## Excerpts from a figure dataset
_ _ _ _ _

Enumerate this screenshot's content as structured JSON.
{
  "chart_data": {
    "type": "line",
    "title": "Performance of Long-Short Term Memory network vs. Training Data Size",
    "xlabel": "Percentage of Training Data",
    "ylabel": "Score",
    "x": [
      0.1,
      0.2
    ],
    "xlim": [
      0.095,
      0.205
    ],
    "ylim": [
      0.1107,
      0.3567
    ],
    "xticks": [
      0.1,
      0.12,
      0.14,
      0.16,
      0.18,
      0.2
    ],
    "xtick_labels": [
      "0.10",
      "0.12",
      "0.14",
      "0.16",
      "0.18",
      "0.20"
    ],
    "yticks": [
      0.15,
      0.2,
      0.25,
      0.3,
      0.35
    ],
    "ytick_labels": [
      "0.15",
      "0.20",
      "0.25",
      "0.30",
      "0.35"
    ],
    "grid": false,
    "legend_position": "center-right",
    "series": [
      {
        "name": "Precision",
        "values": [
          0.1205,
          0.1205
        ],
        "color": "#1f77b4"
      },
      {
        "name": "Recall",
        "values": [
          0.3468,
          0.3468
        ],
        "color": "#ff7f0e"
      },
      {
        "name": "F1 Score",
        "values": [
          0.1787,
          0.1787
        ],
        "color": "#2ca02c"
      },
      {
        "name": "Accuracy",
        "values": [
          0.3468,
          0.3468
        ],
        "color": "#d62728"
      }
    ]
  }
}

_ _ _ _ _

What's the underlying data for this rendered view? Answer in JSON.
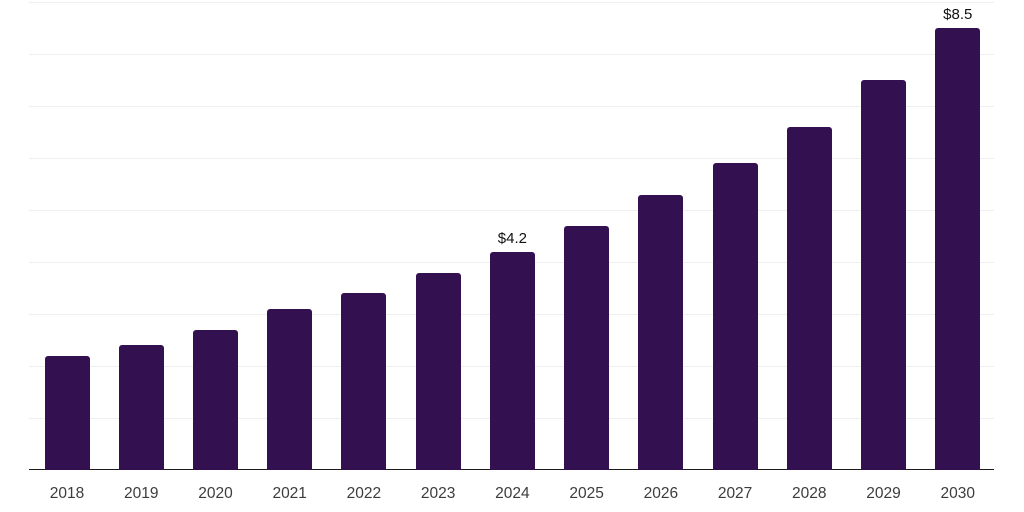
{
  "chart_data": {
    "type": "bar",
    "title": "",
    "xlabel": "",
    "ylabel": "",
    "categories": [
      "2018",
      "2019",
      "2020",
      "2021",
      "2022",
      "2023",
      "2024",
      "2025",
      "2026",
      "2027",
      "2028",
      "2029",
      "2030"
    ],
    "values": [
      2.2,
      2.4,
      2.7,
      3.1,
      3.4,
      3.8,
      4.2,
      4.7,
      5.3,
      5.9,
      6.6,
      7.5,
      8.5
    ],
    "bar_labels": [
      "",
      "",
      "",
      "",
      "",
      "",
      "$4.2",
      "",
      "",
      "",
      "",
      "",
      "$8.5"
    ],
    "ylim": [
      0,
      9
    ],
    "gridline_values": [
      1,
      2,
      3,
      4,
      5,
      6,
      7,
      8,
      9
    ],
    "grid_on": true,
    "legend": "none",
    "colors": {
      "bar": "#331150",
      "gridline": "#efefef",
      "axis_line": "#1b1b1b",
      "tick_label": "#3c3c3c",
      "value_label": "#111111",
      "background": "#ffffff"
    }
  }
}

_ _ _ _ _

## TASK DESCRIPTION
Pick out every line of the listing containing the word "Training", and show those lines.

## OUTPUT
    "title": "Performance of Long-Short Term Memory network vs. Training Data Size",
    "xlabel": "Percentage of Training Data",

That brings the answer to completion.